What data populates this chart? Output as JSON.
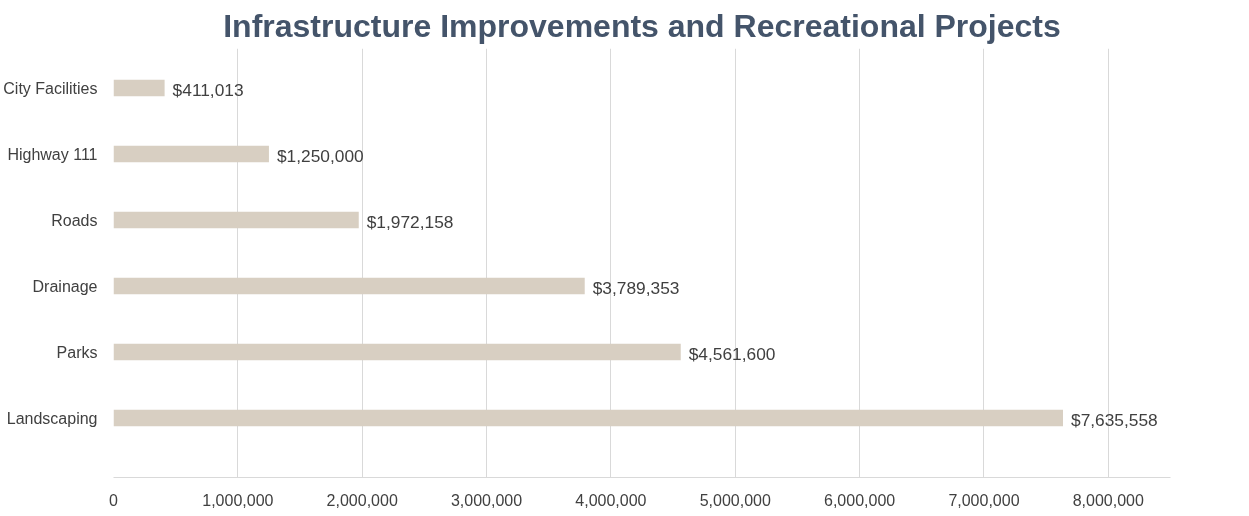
{
  "chart_data": {
    "type": "bar",
    "orientation": "horizontal",
    "title": "Infrastructure Improvements and Recreational Projects",
    "categories": [
      "City Facilities",
      "Highway 111",
      "Roads",
      "Drainage",
      "Parks",
      "Landscaping"
    ],
    "values": [
      411013,
      1250000,
      1972158,
      3789353,
      4561600,
      7635558
    ],
    "value_labels": [
      "$411,013",
      "$1,250,000",
      "$1,972,158",
      "$3,789,353",
      "$4,561,600",
      "$7,635,558"
    ],
    "color": "#d8cfc2",
    "xlim": [
      0,
      8500000
    ],
    "xticks": [
      0,
      {
        "value": 1000000,
        "label": "1,000,000"
      },
      {
        "value": 2000000,
        "label": "2,000,000"
      },
      {
        "value": 3000000,
        "label": "3,000,000"
      },
      {
        "value": 4000000,
        "label": "4,000,000"
      },
      {
        "value": 5000000,
        "label": "5,000,000"
      },
      {
        "value": 6000000,
        "label": "6,000,000"
      },
      {
        "value": 7000000,
        "label": "7,000,000"
      },
      {
        "value": 8000000,
        "label": "8,000,000"
      }
    ],
    "grid": "x"
  }
}
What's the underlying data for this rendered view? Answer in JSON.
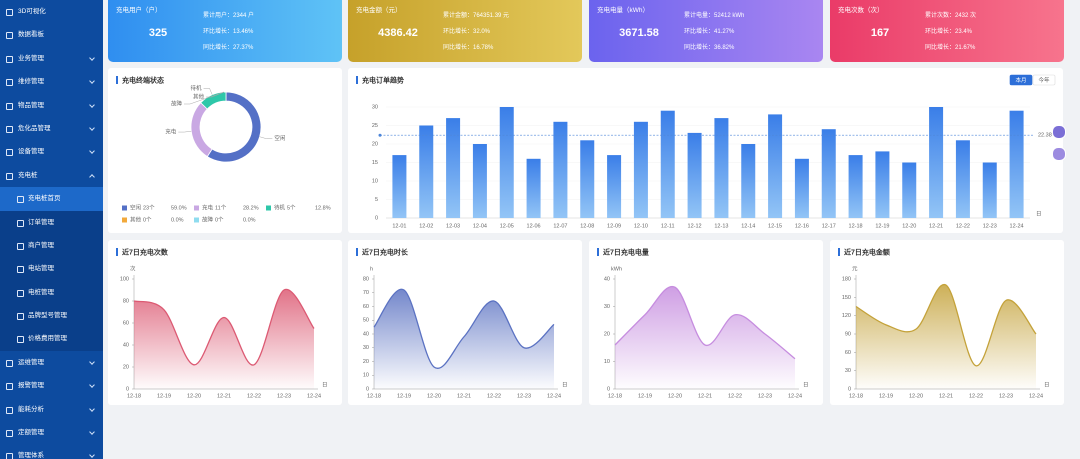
{
  "sidebar": {
    "items": [
      {
        "label": "3D可视化"
      },
      {
        "label": "数据看板"
      },
      {
        "label": "业务管理"
      },
      {
        "label": "维修管理"
      },
      {
        "label": "物品管理"
      },
      {
        "label": "危化品管理"
      },
      {
        "label": "设备管理"
      },
      {
        "label": "充电桩",
        "children": [
          "充电桩首页",
          "订单管理",
          "商户管理",
          "电站管理",
          "电桩管理",
          "品牌型号管理",
          "价格费用管理"
        ]
      },
      {
        "label": "运维管理"
      },
      {
        "label": "报警管理"
      },
      {
        "label": "能耗分析"
      },
      {
        "label": "定额管理"
      },
      {
        "label": "管理体系"
      }
    ]
  },
  "kpis": [
    {
      "title": "充电用户（户）",
      "value": 325,
      "lines": [
        "累计用户：2344 户",
        "环比增长：13.46%",
        "同比增长：27.37%"
      ],
      "colors": [
        "#2f8ef0",
        "#5fc3f6"
      ]
    },
    {
      "title": "充电金额（元）",
      "value": 4386.42,
      "lines": [
        "累计金额：764351.39 元",
        "环比增长：32.0%",
        "同比增长：16.78%"
      ],
      "colors": [
        "#c6a12a",
        "#e3c85a"
      ]
    },
    {
      "title": "充电电量（kWh）",
      "value": 3671.58,
      "lines": [
        "累计电量：52412 kWh",
        "环比增长：41.27%",
        "同比增长：36.82%"
      ],
      "colors": [
        "#6b63ee",
        "#a986f1"
      ]
    },
    {
      "title": "充电次数（次）",
      "value": 167,
      "lines": [
        "累计次数：2432 次",
        "环比增长：23.4%",
        "同比增长：21.67%"
      ],
      "colors": [
        "#ea3b68",
        "#f7748d"
      ]
    }
  ],
  "terminal_status": {
    "title": "充电终端状态",
    "labels": [
      "空闲",
      "充电",
      "待机",
      "其他",
      "故障"
    ],
    "values": [
      23,
      11,
      5,
      0,
      0
    ],
    "value_labels": [
      "23个",
      "11个",
      "5个",
      "0个",
      "0个"
    ],
    "percent_labels": [
      "59.0%",
      "28.2%",
      "12.8%",
      "0.0%",
      "0.0%"
    ],
    "colors": [
      "#5470c6",
      "#c9a8e3",
      "#2ec7a9",
      "#f2a93b",
      "#8fdcef"
    ]
  },
  "orders": {
    "title": "充电订单趋势",
    "tabs": [
      "本月",
      "今年"
    ],
    "categories": [
      "12-01",
      "12-02",
      "12-03",
      "12-04",
      "12-05",
      "12-06",
      "12-07",
      "12-08",
      "12-09",
      "12-10",
      "12-11",
      "12-12",
      "12-13",
      "12-14",
      "12-15",
      "12-16",
      "12-17",
      "12-18",
      "12-19",
      "12-20",
      "12-21",
      "12-22",
      "12-23",
      "12-24"
    ],
    "values": [
      17,
      25,
      27,
      20,
      30,
      16,
      26,
      21,
      17,
      26,
      29,
      23,
      27,
      20,
      28,
      16,
      24,
      17,
      18,
      15,
      30,
      21,
      15,
      29
    ],
    "ylim": [
      0,
      30
    ],
    "yticks": [
      0,
      5,
      10,
      15,
      20,
      25,
      30
    ],
    "average": 22.38,
    "x_unit": "日",
    "colors": [
      "#3a7ee8",
      "#93c5f6"
    ]
  },
  "recent": [
    {
      "title": "近7日充电次数",
      "unit": "次",
      "x_unit": "日",
      "categories": [
        "12-18",
        "12-19",
        "12-20",
        "12-21",
        "12-22",
        "12-23",
        "12-24"
      ],
      "values": [
        80,
        72,
        22,
        65,
        22,
        90,
        55
      ],
      "ylim": [
        0,
        100
      ],
      "yticks": [
        0,
        20,
        40,
        60,
        80,
        100
      ],
      "color": "#dc5a73"
    },
    {
      "title": "近7日充电时长",
      "unit": "h",
      "x_unit": "日",
      "categories": [
        "12-18",
        "12-19",
        "12-20",
        "12-21",
        "12-22",
        "12-23",
        "12-24"
      ],
      "values": [
        45,
        72,
        16,
        38,
        64,
        30,
        47
      ],
      "ylim": [
        0,
        80
      ],
      "yticks": [
        0,
        10,
        20,
        30,
        40,
        50,
        60,
        70,
        80
      ],
      "color": "#5b72c2"
    },
    {
      "title": "近7日充电电量",
      "unit": "kWh",
      "x_unit": "日",
      "categories": [
        "12-18",
        "12-19",
        "12-20",
        "12-21",
        "12-22",
        "12-23",
        "12-24"
      ],
      "values": [
        16,
        27,
        37,
        16,
        27,
        20,
        11
      ],
      "ylim": [
        0,
        40
      ],
      "yticks": [
        0,
        10,
        20,
        30,
        40
      ],
      "color": "#c68ddf"
    },
    {
      "title": "近7日充电金额",
      "unit": "元",
      "x_unit": "日",
      "categories": [
        "12-18",
        "12-19",
        "12-20",
        "12-21",
        "12-22",
        "12-23",
        "12-24"
      ],
      "values": [
        135,
        105,
        98,
        170,
        38,
        145,
        90
      ],
      "ylim": [
        0,
        180
      ],
      "yticks": [
        0,
        30,
        60,
        90,
        120,
        150,
        180
      ],
      "color": "#c4a23a"
    }
  ]
}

————————

Exercise task
Every record above should be written out again exactly; the pictures stay out of the copy.

Written response
What data populates this chart? Output as JSON.
{
  "chart_data": {
    "type": "bar",
    "orientation": "horizontal",
    "title": "Infrastructure Improvements and Recreational Projects",
    "categories": [
      "City Facilities",
      "Highway 111",
      "Roads",
      "Drainage",
      "Parks",
      "Landscaping"
    ],
    "values": [
      411013,
      1250000,
      1972158,
      3789353,
      4561600,
      7635558
    ],
    "value_labels": [
      "$411,013",
      "$1,250,000",
      "$1,972,158",
      "$3,789,353",
      "$4,561,600",
      "$7,635,558"
    ],
    "color": "#d8cfc2",
    "xlim": [
      0,
      8500000
    ],
    "xticks": [
      0,
      {
        "value": 1000000,
        "label": "1,000,000"
      },
      {
        "value": 2000000,
        "label": "2,000,000"
      },
      {
        "value": 3000000,
        "label": "3,000,000"
      },
      {
        "value": 4000000,
        "label": "4,000,000"
      },
      {
        "value": 5000000,
        "label": "5,000,000"
      },
      {
        "value": 6000000,
        "label": "6,000,000"
      },
      {
        "value": 7000000,
        "label": "7,000,000"
      },
      {
        "value": 8000000,
        "label": "8,000,000"
      }
    ],
    "grid": "x"
  }
}
What's the underlying data for this rendered view? Answer in JSON.
{
  "sidebar": {
    "items": [
      {
        "label": "3D可视化"
      },
      {
        "label": "数据看板"
      },
      {
        "label": "业务管理"
      },
      {
        "label": "维修管理"
      },
      {
        "label": "物品管理"
      },
      {
        "label": "危化品管理"
      },
      {
        "label": "设备管理"
      },
      {
        "label": "充电桩",
        "children": [
          "充电桩首页",
          "订单管理",
          "商户管理",
          "电站管理",
          "电桩管理",
          "品牌型号管理",
          "价格费用管理"
        ]
      },
      {
        "label": "运维管理"
      },
      {
        "label": "报警管理"
      },
      {
        "label": "能耗分析"
      },
      {
        "label": "定额管理"
      },
      {
        "label": "管理体系"
      }
    ]
  },
  "kpis": [
    {
      "title": "充电用户（户）",
      "value": 325,
      "lines": [
        "累计用户：2344 户",
        "环比增长：13.46%",
        "同比增长：27.37%"
      ],
      "colors": [
        "#2f8ef0",
        "#5fc3f6"
      ]
    },
    {
      "title": "充电金额（元）",
      "value": 4386.42,
      "lines": [
        "累计金额：764351.39 元",
        "环比增长：32.0%",
        "同比增长：16.78%"
      ],
      "colors": [
        "#c6a12a",
        "#e3c85a"
      ]
    },
    {
      "title": "充电电量（kWh）",
      "value": 3671.58,
      "lines": [
        "累计电量：52412 kWh",
        "环比增长：41.27%",
        "同比增长：36.82%"
      ],
      "colors": [
        "#6b63ee",
        "#a986f1"
      ]
    },
    {
      "title": "充电次数（次）",
      "value": 167,
      "lines": [
        "累计次数：2432 次",
        "环比增长：23.4%",
        "同比增长：21.67%"
      ],
      "colors": [
        "#ea3b68",
        "#f7748d"
      ]
    }
  ],
  "terminal_status": {
    "title": "充电终端状态",
    "labels": [
      "空闲",
      "充电",
      "待机",
      "其他",
      "故障"
    ],
    "values": [
      23,
      11,
      5,
      0,
      0
    ],
    "value_labels": [
      "23个",
      "11个",
      "5个",
      "0个",
      "0个"
    ],
    "percent_labels": [
      "59.0%",
      "28.2%",
      "12.8%",
      "0.0%",
      "0.0%"
    ],
    "colors": [
      "#5470c6",
      "#c9a8e3",
      "#2ec7a9",
      "#f2a93b",
      "#8fdcef"
    ]
  },
  "orders": {
    "title": "充电订单趋势",
    "tabs": [
      "本月",
      "今年"
    ],
    "categories": [
      "12-01",
      "12-02",
      "12-03",
      "12-04",
      "12-05",
      "12-06",
      "12-07",
      "12-08",
      "12-09",
      "12-10",
      "12-11",
      "12-12",
      "12-13",
      "12-14",
      "12-15",
      "12-16",
      "12-17",
      "12-18",
      "12-19",
      "12-20",
      "12-21",
      "12-22",
      "12-23",
      "12-24"
    ],
    "values": [
      17,
      25,
      27,
      20,
      30,
      16,
      26,
      21,
      17,
      26,
      29,
      23,
      27,
      20,
      28,
      16,
      24,
      17,
      18,
      15,
      30,
      21,
      15,
      29
    ],
    "ylim": [
      0,
      30
    ],
    "yticks": [
      0,
      5,
      10,
      15,
      20,
      25,
      30
    ],
    "average": 22.38,
    "x_unit": "日",
    "colors": [
      "#3a7ee8",
      "#93c5f6"
    ]
  },
  "recent": [
    {
      "title": "近7日充电次数",
      "unit": "次",
      "x_unit": "日",
      "categories": [
        "12-18",
        "12-19",
        "12-20",
        "12-21",
        "12-22",
        "12-23",
        "12-24"
      ],
      "values": [
        80,
        72,
        22,
        65,
        22,
        90,
        55
      ],
      "ylim": [
        0,
        100
      ],
      "yticks": [
        0,
        20,
        40,
        60,
        80,
        100
      ],
      "color": "#dc5a73"
    },
    {
      "title": "近7日充电时长",
      "unit": "h",
      "x_unit": "日",
      "categories": [
        "12-18",
        "12-19",
        "12-20",
        "12-21",
        "12-22",
        "12-23",
        "12-24"
      ],
      "values": [
        45,
        72,
        16,
        38,
        64,
        30,
        47
      ],
      "ylim": [
        0,
        80
      ],
      "yticks": [
        0,
        10,
        20,
        30,
        40,
        50,
        60,
        70,
        80
      ],
      "color": "#5b72c2"
    },
    {
      "title": "近7日充电电量",
      "unit": "kWh",
      "x_unit": "日",
      "categories": [
        "12-18",
        "12-19",
        "12-20",
        "12-21",
        "12-22",
        "12-23",
        "12-24"
      ],
      "values": [
        16,
        27,
        37,
        16,
        27,
        20,
        11
      ],
      "ylim": [
        0,
        40
      ],
      "yticks": [
        0,
        10,
        20,
        30,
        40
      ],
      "color": "#c68ddf"
    },
    {
      "title": "近7日充电金额",
      "unit": "元",
      "x_unit": "日",
      "categories": [
        "12-18",
        "12-19",
        "12-20",
        "12-21",
        "12-22",
        "12-23",
        "12-24"
      ],
      "values": [
        135,
        105,
        98,
        170,
        38,
        145,
        90
      ],
      "ylim": [
        0,
        180
      ],
      "yticks": [
        0,
        30,
        60,
        90,
        120,
        150,
        180
      ],
      "color": "#c4a23a"
    }
  ]
}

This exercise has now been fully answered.